[Source data]
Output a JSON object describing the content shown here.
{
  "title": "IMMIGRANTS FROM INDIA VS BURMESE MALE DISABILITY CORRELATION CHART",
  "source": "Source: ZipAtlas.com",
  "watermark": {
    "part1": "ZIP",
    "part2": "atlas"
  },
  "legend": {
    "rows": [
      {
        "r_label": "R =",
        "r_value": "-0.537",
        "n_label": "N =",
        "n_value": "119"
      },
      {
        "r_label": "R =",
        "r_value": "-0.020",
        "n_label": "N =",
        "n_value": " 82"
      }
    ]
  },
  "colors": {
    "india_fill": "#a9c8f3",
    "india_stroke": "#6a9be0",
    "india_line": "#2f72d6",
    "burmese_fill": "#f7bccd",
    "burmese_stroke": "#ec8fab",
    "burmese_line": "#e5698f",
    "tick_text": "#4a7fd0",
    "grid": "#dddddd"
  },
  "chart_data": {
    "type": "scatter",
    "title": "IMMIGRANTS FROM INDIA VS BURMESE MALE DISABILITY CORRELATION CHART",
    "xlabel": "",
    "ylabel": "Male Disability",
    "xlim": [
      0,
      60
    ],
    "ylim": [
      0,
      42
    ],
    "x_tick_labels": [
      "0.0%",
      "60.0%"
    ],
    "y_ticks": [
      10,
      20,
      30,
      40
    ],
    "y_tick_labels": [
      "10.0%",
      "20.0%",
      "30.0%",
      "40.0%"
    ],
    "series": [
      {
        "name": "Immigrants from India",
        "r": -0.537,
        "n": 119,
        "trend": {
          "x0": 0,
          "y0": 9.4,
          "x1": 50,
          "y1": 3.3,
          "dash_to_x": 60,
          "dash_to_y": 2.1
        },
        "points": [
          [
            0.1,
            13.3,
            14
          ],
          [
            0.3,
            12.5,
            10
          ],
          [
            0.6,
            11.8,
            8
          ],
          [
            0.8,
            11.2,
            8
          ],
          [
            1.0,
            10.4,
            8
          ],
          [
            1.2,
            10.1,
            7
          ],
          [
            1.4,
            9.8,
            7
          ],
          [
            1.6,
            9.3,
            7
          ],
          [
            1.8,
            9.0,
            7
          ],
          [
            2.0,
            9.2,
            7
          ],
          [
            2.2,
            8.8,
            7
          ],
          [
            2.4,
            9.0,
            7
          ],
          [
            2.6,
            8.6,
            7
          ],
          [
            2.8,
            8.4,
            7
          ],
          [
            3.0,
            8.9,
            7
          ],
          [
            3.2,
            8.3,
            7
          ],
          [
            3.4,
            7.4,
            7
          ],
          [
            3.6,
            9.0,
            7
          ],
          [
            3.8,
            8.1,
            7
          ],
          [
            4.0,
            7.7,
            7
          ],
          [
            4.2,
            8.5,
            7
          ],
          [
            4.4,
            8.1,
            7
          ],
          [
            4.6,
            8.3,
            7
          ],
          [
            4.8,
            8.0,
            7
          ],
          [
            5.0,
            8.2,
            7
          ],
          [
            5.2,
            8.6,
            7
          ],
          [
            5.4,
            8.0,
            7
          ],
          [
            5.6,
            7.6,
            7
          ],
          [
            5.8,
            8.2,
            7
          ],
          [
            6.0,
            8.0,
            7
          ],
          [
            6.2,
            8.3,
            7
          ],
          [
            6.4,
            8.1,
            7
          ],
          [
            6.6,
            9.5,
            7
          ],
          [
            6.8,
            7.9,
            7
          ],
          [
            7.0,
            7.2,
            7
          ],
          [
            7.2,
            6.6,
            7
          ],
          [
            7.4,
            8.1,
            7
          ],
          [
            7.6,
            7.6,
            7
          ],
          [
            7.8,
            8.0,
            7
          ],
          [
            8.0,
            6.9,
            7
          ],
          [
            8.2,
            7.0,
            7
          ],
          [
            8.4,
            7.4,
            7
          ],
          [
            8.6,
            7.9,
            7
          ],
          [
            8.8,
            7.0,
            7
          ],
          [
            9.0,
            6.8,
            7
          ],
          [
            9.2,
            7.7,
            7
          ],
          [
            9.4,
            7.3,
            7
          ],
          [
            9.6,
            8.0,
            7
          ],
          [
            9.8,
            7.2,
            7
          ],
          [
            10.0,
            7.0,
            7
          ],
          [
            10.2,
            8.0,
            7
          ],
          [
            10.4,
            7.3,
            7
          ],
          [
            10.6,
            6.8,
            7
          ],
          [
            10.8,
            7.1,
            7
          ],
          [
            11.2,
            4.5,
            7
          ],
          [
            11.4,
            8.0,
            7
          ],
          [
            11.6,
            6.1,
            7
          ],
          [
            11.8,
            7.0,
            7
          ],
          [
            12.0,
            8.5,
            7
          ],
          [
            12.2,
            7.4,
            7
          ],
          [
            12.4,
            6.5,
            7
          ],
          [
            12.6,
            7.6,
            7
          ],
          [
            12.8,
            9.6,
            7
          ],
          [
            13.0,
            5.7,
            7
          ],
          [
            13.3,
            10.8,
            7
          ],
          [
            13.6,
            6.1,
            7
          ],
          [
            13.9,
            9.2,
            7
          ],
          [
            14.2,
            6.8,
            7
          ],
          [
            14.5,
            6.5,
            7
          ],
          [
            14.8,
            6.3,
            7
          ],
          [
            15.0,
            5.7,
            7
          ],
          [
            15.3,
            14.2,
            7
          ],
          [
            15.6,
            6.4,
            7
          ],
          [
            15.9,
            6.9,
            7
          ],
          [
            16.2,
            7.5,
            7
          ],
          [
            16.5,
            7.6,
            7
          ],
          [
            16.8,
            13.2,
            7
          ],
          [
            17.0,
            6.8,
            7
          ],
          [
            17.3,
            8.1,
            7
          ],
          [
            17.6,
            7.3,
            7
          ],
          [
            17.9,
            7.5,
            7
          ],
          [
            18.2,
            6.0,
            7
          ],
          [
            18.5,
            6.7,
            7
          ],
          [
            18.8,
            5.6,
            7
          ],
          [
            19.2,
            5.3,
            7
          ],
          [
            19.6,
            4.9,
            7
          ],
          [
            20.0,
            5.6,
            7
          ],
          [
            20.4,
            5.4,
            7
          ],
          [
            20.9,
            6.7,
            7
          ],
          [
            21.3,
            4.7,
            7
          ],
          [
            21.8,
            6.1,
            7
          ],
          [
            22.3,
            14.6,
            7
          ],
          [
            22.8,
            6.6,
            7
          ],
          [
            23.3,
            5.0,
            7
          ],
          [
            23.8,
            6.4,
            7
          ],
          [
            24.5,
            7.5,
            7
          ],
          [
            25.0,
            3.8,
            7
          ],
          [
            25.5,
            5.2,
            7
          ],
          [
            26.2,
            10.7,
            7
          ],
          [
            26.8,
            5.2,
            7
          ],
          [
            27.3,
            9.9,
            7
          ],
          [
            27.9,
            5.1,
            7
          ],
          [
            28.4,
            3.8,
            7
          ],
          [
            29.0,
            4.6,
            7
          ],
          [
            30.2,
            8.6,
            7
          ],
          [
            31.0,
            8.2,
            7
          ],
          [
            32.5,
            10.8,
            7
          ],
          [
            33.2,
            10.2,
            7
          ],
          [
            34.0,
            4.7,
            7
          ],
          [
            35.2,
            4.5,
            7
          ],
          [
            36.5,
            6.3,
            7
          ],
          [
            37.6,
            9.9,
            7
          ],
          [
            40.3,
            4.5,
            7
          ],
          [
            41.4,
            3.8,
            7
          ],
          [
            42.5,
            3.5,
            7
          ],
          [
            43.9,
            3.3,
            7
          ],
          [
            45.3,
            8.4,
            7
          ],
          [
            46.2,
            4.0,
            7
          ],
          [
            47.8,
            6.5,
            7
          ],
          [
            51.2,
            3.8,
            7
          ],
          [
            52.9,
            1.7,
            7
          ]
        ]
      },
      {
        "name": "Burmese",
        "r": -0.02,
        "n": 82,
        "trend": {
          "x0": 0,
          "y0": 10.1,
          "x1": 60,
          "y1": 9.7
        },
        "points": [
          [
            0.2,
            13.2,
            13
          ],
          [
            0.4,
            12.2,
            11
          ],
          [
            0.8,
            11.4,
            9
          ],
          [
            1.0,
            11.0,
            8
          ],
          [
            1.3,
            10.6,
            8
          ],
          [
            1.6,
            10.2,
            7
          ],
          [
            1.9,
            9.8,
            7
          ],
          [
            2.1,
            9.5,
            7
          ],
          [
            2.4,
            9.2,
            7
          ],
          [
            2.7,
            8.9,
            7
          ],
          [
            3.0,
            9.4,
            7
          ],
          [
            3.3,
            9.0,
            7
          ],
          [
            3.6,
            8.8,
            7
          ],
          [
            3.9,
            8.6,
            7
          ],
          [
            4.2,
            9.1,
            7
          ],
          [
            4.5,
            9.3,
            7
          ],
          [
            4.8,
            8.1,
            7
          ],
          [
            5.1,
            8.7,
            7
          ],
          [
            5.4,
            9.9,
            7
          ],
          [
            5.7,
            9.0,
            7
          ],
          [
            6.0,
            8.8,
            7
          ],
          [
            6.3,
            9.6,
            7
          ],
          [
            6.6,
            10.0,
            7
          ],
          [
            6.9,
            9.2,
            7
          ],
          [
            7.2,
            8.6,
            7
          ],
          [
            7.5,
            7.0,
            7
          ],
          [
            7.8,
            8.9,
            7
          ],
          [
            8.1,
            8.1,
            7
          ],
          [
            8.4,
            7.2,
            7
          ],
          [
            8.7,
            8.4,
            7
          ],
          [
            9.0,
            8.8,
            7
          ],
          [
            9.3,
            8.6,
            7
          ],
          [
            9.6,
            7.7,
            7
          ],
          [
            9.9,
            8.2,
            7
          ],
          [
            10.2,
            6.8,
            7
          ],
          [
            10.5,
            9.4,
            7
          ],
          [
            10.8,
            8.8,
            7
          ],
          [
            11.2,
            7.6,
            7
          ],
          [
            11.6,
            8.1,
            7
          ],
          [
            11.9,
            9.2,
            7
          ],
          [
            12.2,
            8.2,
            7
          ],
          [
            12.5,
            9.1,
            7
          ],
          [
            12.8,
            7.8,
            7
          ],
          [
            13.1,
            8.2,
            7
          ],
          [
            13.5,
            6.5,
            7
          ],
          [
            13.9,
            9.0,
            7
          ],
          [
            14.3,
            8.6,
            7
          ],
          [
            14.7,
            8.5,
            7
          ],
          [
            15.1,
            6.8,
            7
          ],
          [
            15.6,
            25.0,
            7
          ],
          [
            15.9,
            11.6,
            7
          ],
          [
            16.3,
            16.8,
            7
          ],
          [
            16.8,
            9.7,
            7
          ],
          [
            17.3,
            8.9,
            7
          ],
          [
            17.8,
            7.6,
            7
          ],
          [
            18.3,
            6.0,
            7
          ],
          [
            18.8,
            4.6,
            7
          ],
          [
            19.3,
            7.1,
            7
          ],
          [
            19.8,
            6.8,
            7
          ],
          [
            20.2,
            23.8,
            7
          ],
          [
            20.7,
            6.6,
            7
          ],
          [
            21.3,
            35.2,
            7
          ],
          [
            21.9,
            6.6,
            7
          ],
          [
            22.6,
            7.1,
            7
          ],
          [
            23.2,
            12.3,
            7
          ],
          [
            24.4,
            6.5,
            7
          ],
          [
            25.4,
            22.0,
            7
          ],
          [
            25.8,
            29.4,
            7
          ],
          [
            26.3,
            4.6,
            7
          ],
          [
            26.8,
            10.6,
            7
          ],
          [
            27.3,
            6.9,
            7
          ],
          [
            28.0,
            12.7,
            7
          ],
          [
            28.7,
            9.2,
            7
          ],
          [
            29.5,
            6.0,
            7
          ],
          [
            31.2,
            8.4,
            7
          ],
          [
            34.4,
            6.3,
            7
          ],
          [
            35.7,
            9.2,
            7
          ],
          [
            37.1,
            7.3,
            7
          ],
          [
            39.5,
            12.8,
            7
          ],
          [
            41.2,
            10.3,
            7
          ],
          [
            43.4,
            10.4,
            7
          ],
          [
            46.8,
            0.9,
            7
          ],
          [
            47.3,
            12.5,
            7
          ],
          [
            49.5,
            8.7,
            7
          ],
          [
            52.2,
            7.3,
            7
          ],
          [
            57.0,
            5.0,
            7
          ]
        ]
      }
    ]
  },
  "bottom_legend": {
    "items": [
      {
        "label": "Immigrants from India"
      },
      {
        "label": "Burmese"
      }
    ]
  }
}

- Work required
Show the lines of the data that hold the word "title".

- Result
  "title": "IMMIGRANTS FROM INDIA VS BURMESE MALE DISABILITY CORRELATION CHART",
    "title": "IMMIGRANTS FROM INDIA VS BURMESE MALE DISABILITY CORRELATION CHART",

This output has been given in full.